_WHAT YOU NEED TO DO_
Find the lines of data that contain the string "notre", then list them.

_INFORMATION SHOWN_
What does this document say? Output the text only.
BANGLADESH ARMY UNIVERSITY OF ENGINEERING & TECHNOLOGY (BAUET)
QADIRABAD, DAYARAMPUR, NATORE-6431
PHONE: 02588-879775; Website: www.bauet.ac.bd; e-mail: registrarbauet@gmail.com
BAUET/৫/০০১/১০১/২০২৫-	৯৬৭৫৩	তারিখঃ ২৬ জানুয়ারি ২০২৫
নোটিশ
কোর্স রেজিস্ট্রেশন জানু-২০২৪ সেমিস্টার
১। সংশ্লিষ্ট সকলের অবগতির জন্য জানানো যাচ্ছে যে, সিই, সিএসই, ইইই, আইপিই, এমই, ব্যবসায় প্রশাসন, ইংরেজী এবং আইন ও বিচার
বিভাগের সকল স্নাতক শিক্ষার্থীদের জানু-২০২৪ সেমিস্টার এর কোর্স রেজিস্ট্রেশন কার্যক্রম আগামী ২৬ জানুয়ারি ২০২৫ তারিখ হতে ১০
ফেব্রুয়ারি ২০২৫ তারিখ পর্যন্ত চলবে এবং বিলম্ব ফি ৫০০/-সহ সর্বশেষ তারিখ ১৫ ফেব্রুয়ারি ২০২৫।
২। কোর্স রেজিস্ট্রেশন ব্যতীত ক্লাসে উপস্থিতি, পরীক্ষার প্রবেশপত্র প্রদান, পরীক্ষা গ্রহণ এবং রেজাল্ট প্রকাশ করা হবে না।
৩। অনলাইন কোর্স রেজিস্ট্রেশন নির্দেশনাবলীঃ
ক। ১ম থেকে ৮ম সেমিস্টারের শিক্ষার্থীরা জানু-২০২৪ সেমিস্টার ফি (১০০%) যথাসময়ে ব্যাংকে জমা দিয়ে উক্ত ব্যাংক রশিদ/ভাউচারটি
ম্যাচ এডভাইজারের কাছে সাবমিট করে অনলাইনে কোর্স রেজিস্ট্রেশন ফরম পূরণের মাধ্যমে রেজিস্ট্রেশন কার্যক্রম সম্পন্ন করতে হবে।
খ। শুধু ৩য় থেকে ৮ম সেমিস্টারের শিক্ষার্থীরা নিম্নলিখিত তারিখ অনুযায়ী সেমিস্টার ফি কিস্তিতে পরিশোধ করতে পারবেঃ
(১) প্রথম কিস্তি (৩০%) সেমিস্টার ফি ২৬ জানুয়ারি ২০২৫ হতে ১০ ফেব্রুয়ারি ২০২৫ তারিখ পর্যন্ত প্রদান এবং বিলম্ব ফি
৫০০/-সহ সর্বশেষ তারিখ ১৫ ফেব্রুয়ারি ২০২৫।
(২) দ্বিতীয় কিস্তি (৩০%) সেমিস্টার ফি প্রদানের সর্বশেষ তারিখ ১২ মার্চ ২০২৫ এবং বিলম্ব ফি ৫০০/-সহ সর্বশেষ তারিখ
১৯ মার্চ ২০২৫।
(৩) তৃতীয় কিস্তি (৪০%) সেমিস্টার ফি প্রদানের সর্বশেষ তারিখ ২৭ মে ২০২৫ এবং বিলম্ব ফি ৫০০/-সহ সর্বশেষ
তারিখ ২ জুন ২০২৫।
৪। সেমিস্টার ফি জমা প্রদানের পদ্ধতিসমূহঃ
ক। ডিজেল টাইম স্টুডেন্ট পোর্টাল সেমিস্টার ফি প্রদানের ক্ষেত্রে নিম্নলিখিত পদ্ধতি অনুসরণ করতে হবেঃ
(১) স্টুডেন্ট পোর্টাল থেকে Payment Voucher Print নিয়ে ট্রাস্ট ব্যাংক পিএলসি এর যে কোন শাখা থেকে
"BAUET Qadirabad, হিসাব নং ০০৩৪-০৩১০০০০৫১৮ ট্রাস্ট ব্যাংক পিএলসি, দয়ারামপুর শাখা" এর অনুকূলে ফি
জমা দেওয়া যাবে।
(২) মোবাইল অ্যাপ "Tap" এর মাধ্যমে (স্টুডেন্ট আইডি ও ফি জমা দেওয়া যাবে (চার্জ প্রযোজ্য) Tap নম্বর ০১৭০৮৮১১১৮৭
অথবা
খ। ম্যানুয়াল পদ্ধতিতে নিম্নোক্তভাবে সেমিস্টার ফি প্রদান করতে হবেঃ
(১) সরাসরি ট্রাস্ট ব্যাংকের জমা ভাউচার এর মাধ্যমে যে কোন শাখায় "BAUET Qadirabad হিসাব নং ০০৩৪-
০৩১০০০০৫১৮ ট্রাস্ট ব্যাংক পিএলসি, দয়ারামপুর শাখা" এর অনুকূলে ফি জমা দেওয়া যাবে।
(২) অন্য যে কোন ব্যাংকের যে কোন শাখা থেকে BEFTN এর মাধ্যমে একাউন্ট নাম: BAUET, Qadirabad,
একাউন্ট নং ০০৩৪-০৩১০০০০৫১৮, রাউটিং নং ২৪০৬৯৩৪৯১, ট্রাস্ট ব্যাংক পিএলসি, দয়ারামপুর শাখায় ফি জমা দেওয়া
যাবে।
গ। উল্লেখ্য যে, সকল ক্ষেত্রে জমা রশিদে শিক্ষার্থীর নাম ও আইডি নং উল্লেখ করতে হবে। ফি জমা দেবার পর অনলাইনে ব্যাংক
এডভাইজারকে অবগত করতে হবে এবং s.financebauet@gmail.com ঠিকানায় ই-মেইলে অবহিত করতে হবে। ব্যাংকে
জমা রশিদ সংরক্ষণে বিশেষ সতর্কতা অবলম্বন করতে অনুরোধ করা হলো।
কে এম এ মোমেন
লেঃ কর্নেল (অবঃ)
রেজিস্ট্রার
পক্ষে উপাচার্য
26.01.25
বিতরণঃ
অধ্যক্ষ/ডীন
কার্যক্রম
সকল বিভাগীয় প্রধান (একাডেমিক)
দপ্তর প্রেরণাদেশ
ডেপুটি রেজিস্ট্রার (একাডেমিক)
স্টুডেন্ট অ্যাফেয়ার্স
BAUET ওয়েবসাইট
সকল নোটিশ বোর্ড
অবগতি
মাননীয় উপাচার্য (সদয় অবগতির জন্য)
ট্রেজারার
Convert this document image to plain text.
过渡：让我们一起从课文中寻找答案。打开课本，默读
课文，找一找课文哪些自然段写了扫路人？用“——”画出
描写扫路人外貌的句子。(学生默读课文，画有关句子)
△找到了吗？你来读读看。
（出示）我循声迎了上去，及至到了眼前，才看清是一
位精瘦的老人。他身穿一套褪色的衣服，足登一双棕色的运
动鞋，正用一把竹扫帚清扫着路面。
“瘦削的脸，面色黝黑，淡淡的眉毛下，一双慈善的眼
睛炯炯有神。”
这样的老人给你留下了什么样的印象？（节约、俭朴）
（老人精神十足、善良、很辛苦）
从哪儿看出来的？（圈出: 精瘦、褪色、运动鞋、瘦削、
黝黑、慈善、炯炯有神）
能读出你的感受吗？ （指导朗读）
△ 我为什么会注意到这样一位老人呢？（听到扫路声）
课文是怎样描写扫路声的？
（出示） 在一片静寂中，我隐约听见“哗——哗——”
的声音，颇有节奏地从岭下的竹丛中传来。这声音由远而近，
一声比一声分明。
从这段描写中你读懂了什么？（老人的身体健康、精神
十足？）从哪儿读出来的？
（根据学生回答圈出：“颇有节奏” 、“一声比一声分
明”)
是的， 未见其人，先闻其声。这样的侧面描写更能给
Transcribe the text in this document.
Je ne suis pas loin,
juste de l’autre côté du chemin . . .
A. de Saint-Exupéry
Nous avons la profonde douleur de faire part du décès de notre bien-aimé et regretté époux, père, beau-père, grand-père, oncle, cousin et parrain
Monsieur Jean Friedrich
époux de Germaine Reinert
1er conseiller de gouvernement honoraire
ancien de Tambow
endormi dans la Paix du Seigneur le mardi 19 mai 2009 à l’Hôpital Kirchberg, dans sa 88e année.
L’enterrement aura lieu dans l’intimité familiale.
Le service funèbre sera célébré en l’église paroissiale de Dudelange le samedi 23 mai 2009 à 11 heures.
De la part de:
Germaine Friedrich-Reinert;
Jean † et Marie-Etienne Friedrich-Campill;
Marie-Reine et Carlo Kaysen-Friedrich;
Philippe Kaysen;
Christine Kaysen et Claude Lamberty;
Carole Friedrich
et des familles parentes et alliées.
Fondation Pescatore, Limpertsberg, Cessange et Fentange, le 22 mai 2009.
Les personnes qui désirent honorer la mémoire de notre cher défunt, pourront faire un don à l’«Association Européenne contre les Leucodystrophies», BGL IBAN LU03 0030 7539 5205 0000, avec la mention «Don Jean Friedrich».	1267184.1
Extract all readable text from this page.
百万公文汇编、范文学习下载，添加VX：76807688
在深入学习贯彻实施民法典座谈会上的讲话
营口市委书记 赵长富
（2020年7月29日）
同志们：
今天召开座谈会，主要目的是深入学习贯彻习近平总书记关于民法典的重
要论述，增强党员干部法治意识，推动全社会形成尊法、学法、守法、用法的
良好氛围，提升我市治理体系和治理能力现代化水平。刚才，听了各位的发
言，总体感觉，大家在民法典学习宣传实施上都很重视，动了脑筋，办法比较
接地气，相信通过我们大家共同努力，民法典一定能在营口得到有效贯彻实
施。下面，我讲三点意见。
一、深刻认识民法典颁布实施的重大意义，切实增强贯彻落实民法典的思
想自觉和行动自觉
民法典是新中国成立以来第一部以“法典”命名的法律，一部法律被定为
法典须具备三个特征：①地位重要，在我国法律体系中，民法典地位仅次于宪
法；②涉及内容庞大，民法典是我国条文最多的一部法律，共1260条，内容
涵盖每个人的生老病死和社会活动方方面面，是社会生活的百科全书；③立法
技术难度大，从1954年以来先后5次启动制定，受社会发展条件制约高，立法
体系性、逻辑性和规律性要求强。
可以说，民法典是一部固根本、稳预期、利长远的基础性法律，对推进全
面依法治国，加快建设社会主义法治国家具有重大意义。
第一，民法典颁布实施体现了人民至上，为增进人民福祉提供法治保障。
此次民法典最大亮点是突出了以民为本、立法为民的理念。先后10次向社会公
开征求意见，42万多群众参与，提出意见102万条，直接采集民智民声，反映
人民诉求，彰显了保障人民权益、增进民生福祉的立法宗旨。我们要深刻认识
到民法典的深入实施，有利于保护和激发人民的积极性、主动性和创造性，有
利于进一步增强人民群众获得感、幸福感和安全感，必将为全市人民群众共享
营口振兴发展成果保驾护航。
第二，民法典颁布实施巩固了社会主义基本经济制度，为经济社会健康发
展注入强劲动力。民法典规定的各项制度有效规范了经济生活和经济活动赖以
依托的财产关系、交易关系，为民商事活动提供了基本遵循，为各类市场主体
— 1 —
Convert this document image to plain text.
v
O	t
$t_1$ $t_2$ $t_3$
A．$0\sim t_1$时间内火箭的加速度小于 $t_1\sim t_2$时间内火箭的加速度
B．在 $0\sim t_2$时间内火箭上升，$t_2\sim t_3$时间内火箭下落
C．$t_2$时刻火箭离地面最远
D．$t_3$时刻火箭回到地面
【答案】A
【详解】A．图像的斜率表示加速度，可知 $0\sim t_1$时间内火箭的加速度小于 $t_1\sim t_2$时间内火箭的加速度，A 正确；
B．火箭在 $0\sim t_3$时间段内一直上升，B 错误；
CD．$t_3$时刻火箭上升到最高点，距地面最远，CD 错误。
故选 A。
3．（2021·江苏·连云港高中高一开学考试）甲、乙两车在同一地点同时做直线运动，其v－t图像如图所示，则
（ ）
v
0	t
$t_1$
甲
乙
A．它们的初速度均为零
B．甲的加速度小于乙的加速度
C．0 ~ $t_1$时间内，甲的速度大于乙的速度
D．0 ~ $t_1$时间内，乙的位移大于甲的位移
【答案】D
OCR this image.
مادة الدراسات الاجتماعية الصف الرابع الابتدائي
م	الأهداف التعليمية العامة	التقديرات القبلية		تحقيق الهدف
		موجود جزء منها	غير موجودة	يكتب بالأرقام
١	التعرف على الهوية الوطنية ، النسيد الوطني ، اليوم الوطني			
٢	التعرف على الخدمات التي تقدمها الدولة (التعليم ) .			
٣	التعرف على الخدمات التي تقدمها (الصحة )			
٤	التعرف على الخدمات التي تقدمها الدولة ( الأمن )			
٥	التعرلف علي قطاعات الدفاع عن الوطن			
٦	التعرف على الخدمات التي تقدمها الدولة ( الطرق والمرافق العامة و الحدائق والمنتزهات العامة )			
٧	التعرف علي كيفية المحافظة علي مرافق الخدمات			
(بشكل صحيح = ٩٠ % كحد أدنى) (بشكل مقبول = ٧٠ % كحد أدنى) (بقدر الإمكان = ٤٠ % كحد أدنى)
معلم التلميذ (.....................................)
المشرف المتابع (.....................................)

_RESULT_
Nous avons la profonde douleur de faire part du décès de notre bien-aimé et regretté époux, père, beau-père, grand-père, oncle, cousin et parrain
Les personnes qui désirent honorer la mémoire de notre cher défunt, pourront faire un don à l’«Association Européenne contre les Leucodystrophies», BGL IBAN LU03 0030 7539 5205 0000, avec la mention «Don Jean Friedrich».	1267184.1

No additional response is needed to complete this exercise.